All records should be reproduced verbatim.

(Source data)
------------------------------
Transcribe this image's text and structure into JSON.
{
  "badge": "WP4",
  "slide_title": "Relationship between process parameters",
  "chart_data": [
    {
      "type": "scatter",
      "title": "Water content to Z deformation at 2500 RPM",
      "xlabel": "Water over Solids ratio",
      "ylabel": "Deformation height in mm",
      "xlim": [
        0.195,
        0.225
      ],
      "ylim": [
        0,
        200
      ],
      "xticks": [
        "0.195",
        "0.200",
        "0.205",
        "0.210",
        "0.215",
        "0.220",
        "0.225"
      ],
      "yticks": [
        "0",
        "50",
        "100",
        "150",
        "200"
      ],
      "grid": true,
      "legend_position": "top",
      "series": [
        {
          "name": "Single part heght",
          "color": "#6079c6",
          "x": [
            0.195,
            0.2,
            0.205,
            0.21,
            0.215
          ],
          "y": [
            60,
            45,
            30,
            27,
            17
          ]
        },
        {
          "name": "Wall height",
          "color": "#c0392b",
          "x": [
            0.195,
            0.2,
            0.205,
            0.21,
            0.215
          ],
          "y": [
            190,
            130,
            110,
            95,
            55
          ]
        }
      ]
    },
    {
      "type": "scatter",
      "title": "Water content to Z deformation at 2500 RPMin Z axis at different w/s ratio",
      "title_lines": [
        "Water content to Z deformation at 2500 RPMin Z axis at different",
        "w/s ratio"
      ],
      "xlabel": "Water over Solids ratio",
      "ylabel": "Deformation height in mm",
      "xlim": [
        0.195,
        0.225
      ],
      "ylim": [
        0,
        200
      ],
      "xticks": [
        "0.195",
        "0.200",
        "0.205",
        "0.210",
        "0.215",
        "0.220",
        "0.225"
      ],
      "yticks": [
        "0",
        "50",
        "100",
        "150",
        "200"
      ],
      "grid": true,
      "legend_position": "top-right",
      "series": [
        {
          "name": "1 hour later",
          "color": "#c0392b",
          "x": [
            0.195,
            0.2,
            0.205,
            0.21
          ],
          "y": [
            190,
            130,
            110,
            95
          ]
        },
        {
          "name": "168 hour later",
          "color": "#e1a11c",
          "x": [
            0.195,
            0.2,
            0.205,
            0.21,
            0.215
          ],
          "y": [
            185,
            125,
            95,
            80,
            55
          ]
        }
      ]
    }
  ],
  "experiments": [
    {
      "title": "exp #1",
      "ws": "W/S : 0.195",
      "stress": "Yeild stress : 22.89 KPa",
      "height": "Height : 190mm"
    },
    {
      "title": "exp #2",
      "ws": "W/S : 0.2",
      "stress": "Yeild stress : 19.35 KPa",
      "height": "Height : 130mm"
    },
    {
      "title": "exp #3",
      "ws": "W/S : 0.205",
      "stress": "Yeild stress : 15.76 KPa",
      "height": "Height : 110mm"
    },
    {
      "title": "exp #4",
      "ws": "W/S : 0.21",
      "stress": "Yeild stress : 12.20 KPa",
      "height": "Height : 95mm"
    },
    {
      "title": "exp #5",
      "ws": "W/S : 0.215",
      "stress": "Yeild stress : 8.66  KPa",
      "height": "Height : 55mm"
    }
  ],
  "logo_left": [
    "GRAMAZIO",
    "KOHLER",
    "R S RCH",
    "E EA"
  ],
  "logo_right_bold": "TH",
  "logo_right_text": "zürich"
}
------------------------------
Task output:
Transcribe this image's text and structure into JSON.
{
  "badge": "WP4",
  "slide_title": "Relationship between process parameters",
  "chart_data": [
    {
      "type": "scatter",
      "title": "Water content to Z deformation at 2500 RPM",
      "xlabel": "Water over Solids ratio",
      "ylabel": "Deformation height in mm",
      "xlim": [
        0.195,
        0.225
      ],
      "ylim": [
        0,
        200
      ],
      "xticks": [
        "0.195",
        "0.200",
        "0.205",
        "0.210",
        "0.215",
        "0.220",
        "0.225"
      ],
      "yticks": [
        "0",
        "50",
        "100",
        "150",
        "200"
      ],
      "grid": true,
      "legend_position": "top",
      "series": [
        {
          "name": "Single part heght",
          "color": "#6079c6",
          "x": [
            0.195,
            0.2,
            0.205,
            0.21,
            0.215
          ],
          "y": [
            60,
            45,
            30,
            27,
            17
          ]
        },
        {
          "name": "Wall height",
          "color": "#c0392b",
          "x": [
            0.195,
            0.2,
            0.205,
            0.21,
            0.215
          ],
          "y": [
            190,
            130,
            110,
            95,
            55
          ]
        }
      ]
    },
    {
      "type": "scatter",
      "title": "Water content to Z deformation at 2500 RPMin Z axis at different w/s ratio",
      "title_lines": [
        "Water content to Z deformation at 2500 RPMin Z axis at different",
        "w/s ratio"
      ],
      "xlabel": "Water over Solids ratio",
      "ylabel": "Deformation height in mm",
      "xlim": [
        0.195,
        0.225
      ],
      "ylim": [
        0,
        200
      ],
      "xticks": [
        "0.195",
        "0.200",
        "0.205",
        "0.210",
        "0.215",
        "0.220",
        "0.225"
      ],
      "yticks": [
        "0",
        "50",
        "100",
        "150",
        "200"
      ],
      "grid": true,
      "legend_position": "top-right",
      "series": [
        {
          "name": "1 hour later",
          "color": "#c0392b",
          "x": [
            0.195,
            0.2,
            0.205,
            0.21
          ],
          "y": [
            190,
            130,
            110,
            95
          ]
        },
        {
          "name": "168 hour later",
          "color": "#e1a11c",
          "x": [
            0.195,
            0.2,
            0.205,
            0.21,
            0.215
          ],
          "y": [
            185,
            125,
            95,
            80,
            55
          ]
        }
      ]
    }
  ],
  "experiments": [
    {
      "title": "exp #1",
      "ws": "W/S : 0.195",
      "stress": "Yeild stress : 22.89 KPa",
      "height": "Height : 190mm"
    },
    {
      "title": "exp #2",
      "ws": "W/S : 0.2",
      "stress": "Yeild stress : 19.35 KPa",
      "height": "Height : 130mm"
    },
    {
      "title": "exp #3",
      "ws": "W/S : 0.205",
      "stress": "Yeild stress : 15.76 KPa",
      "height": "Height : 110mm"
    },
    {
      "title": "exp #4",
      "ws": "W/S : 0.21",
      "stress": "Yeild stress : 12.20 KPa",
      "height": "Height : 95mm"
    },
    {
      "title": "exp #5",
      "ws": "W/S : 0.215",
      "stress": "Yeild stress : 8.66  KPa",
      "height": "Height : 55mm"
    }
  ],
  "logo_left": [
    "GRAMAZIO",
    "KOHLER",
    "R S RCH",
    "E EA"
  ],
  "logo_right_bold": "TH",
  "logo_right_text": "zürich"
}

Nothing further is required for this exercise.